### DOCUMENT TEXT
## BEGIN

Background
The mathematics genealogy project is a website that collect data of mathematician and who is his/her adviser and student. Here one can trace their academic line all the way back to Newton's era. With an impressive number of entries (213588 people by July 5th 2017), I'm interested to take a closer look of their data to get an insight to mathematics community.
The website can be accessed here: https://www.genealogy.math.ndsu.nodak.edu/index.php
Data Scraping
First step of the project is to get accessed to the data and turn it into Wolfram Language format. My approach is by downloading the html of each page and parse it to get information that we wanted. I chose not to do XML after noticing that there are some variations in the structure of each page.

## END

### SHORT TASK A
Answer these questions about the mathematics genealogy write-up, one line each:
(i) How many people did the website have entries for by July 5th 2017?
(ii) Into what format does the author want to turn the data?
(iii) What did the author notice that led to choosing not to use XML?
### SHORT TASK B
Edit the mathematics genealogy write-up: write out its text from the words "The website can" up to and including the words "of each page.", replacing "html" with "HTML source".

### INFORMATION SUPPLIED
## BEGIN

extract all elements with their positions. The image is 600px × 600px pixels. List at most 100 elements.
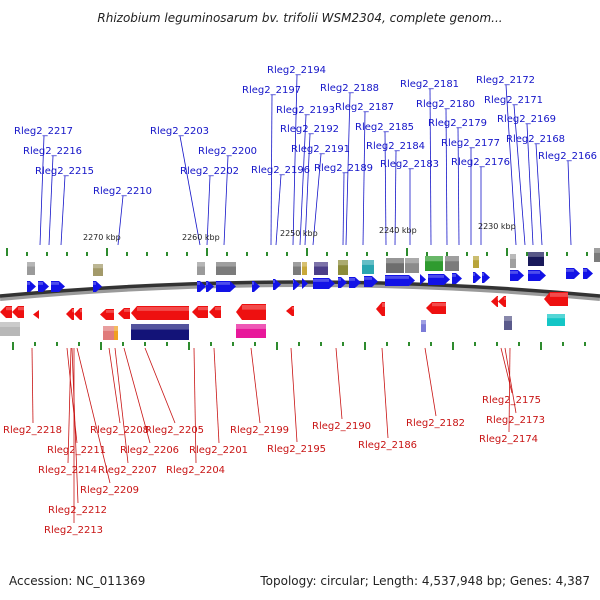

## END

### ANSWER A
(i) 213588 people.
(ii) Wolfram Language format.
(iii) That there are some variations in the structure of each page.

### ANSWER B
The website can be accessed here: https://www.genealogy.math.ndsu.nodak.edu/index.php
Data Scraping
First step of the project is to get accessed to the data and turn it into Wolfram Language format. My approach is by downloading the HTML source of each page and parse it to get information that we wanted. I chose not to do XML after noticing that there are some variations in the structure of each page.